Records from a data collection
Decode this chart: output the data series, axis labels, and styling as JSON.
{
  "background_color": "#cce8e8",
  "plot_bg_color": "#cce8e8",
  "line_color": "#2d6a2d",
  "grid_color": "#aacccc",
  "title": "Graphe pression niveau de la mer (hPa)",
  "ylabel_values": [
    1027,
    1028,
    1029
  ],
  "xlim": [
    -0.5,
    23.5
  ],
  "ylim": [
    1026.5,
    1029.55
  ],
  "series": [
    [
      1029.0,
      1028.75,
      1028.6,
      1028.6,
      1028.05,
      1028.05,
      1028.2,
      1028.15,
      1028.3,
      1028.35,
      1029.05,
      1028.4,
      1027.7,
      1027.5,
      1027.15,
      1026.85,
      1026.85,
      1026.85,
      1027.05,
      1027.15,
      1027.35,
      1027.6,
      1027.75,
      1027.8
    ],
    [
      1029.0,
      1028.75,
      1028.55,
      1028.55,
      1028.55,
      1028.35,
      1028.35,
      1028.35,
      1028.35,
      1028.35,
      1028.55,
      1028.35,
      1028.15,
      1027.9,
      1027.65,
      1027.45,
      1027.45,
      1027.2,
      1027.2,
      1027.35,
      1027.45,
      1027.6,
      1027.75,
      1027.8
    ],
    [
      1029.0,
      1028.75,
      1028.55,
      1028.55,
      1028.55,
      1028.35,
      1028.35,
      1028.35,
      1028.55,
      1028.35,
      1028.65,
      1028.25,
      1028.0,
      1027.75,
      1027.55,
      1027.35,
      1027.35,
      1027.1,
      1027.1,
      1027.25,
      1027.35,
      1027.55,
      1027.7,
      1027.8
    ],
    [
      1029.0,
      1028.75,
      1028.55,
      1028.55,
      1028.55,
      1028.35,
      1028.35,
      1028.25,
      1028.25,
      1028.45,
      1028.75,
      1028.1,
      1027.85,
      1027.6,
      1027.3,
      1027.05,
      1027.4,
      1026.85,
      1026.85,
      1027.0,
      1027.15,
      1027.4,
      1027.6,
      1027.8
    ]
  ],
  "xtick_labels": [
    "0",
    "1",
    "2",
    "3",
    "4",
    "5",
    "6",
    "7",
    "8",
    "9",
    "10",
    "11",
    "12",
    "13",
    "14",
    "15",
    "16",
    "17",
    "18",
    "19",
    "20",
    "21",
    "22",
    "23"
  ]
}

* Work to be completed: In how many lines of the data does the string "series" appear? Give only the number.

* Problem solution: 2